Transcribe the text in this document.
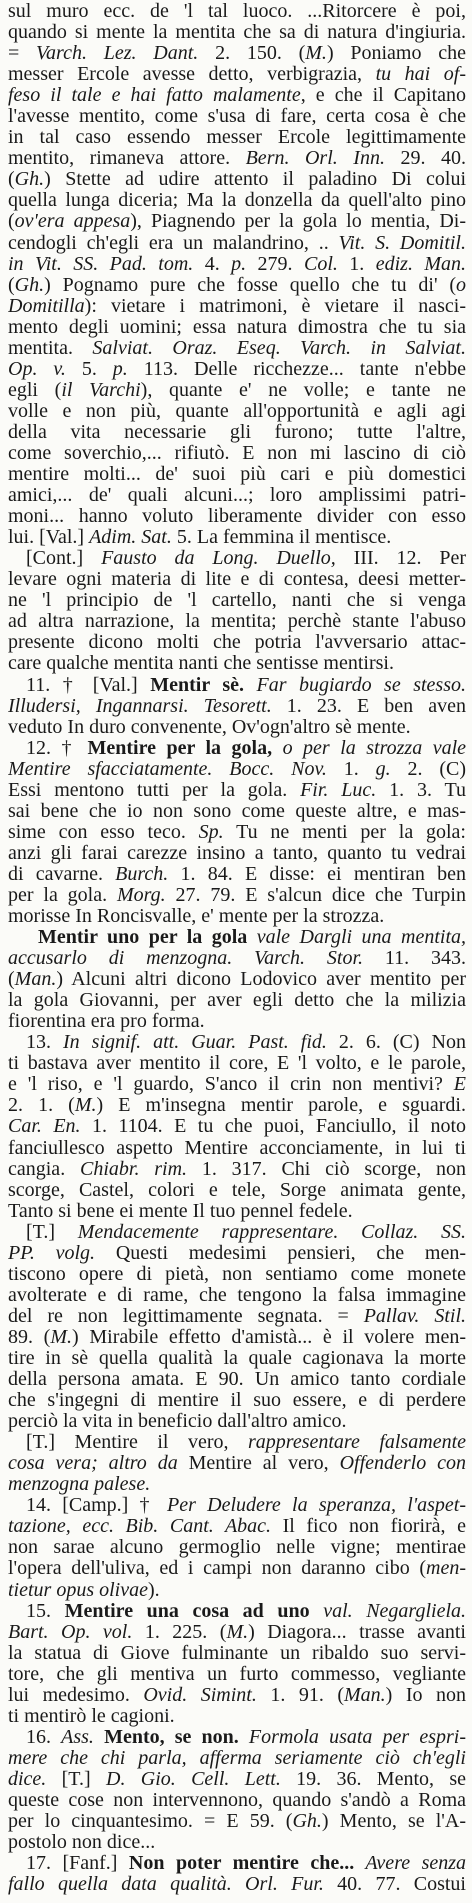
sul muro ecc. de 'l tal luoco. ...Ritorcere è poi,
quando si mente la mentita che sa di natura d'ingiuria.
= Varch. Lez. Dant. 2. 150. (M.) Poniamo che
messer Ercole avesse detto, verbigrazia, tu hai of-
feso il tale e hai fatto malamente, e che il Capitano
l'avesse mentito, come s'usa di fare, certa cosa è che
in tal caso essendo messer Ercole legittimamente
mentito, rimaneva attore. Bern. Orl. Inn. 29. 40.
(Gh.) Stette ad udire attento il paladino Di colui
quella lunga diceria; Ma la donzella da quell'alto pino
(ov'era appesa), Piagnendo per la gola lo mentia, Di-
cendogli ch'egli era un malandrino, .. Vit. S. Domitil.
in Vit. SS. Pad. tom. 4. p. 279. Col. 1. ediz. Man.
(Gh.) Pognamo pure che fosse quello che tu di' (o
Domitilla): vietare i matrimoni, è vietare il nasci-
mento degli uomini; essa natura dimostra che tu sia
mentita. Salviat. Oraz. Eseq. Varch. in Salviat.
Op. v. 5. p. 113. Delle ricchezze... tante n'ebbe
egli (il Varchi), quante e' ne volle; e tante ne
volle e non più, quante all'opportunità e agli agi
della vita necessarie gli furono; tutte l'altre,
come soverchio,... rifiutò. E non mi lascino di ciò
mentire molti... de' suoi più cari e più domestici
amici,... de' quali alcuni...; loro amplissimi patri-
moni... hanno voluto liberamente divider con esso
lui. [Val.] Adim. Sat. 5. La femmina il mentisce.
[Cont.] Fausto da Long. Duello, III. 12. Per
levare ogni materia di lite e di contesa, deesi metter-
ne 'l principio de 'l cartello, nanti che si venga
ad altra narrazione, la mentita; perchè stante l'abuso
presente dicono molti che potria l'avversario attac-
care qualche mentita nanti che sentisse mentirsi.
11. † [Val.] Mentir sè. Far bugiardo se stesso.
Illudersi, Ingannarsi. Tesorett. 1. 23. E ben aven
veduto In duro convenente, Ov'ogn'altro sè mente.
12. † Mentire per la gola, o per la strozza vale
Mentire sfacciatamente. Bocc. Nov. 1. g. 2. (C)
Essi mentono tutti per la gola. Fir. Luc. 1. 3. Tu
sai bene che io non sono come queste altre, e mas-
sime con esso teco. Sp. Tu ne menti per la gola:
anzi gli farai carezze insino a tanto, quanto tu vedrai
di cavarne. Burch. 1. 84. E disse: ei mentiran ben
per la gola. Morg. 27. 79. E s'alcun dice che Turpin
morisse In Roncisvalle, e' mente per la strozza.
Mentir uno per la gola vale Dargli una mentita,
accusarlo di menzogna. Varch. Stor. 11. 343.
(Man.) Alcuni altri dicono Lodovico aver mentito per
la gola Giovanni, per aver egli detto che la milizia
fiorentina era pro forma.
13. In signif. att. Guar. Past. fid. 2. 6. (C) Non
ti bastava aver mentito il core, E 'l volto, e le parole,
e 'l riso, e 'l guardo, S'anco il crin non mentivi? E
2. 1. (M.) E m'insegna mentir parole, e sguardi.
Car. En. 1. 1104. E tu che puoi, Fanciullo, il noto
fanciullesco aspetto Mentire acconciamente, in lui ti
cangia. Chiabr. rim. 1. 317. Chi ciò scorge, non
scorge, Castel, colori e tele, Sorge animata gente,
Tanto si bene ei mente Il tuo pennel fedele.
[T.] Mendacemente rappresentare. Collaz. SS.
PP. volg. Questi medesimi pensieri, che men-
tiscono opere di pietà, non sentiamo come monete
avolterate e di rame, che tengono la falsa immagine
del re non legittimamente segnata. = Pallav. Stil.
89. (M.) Mirabile effetto d'amistà... è il volere men-
tire in sè quella qualità la quale cagionava la morte
della persona amata. E 90. Un amico tanto cordiale
che s'ingegni di mentire il suo essere, e di perdere
perciò la vita in beneficio dall'altro amico.
[T.] Mentire il vero, rappresentare falsamente
cosa vera; altro da Mentire al vero, Offenderlo con
menzogna palese.
14. [Camp.] † Per Deludere la speranza, l'aspet-
tazione, ecc. Bib. Cant. Abac. Il fico non fiorirà, e
non sarae alcuno germoglio nelle vigne; mentirae
l'opera dell'uliva, ed i campi non daranno cibo (men-
tietur opus olivae).
15. Mentire una cosa ad uno val. Negargliela.
Bart. Op. vol. 1. 225. (M.) Diagora... trasse avanti
la statua di Giove fulminante un ribaldo suo servi-
tore, che gli mentiva un furto commesso, vegliante
lui medesimo. Ovid. Simint. 1. 91. (Man.) Io non
ti mentirò le cagioni.
16. Ass. Mento, se non. Formola usata per espri-
mere che chi parla, afferma seriamente ciò ch'egli
dice. [T.] D. Gio. Cell. Lett. 19. 36. Mento, se
queste cose non intervennono, quando s'andò a Roma
per lo cinquantesimo. = E 59. (Gh.) Mento, se l'A-
postolo non dice...
17. [Fanf.] Non poter mentire che... Avere senza
fallo quella data qualità. Orl. Fur. 40. 77. Costui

━━━

Exercise details:
Say only how many lines in the records carry the word "detto".

Result of this task:
2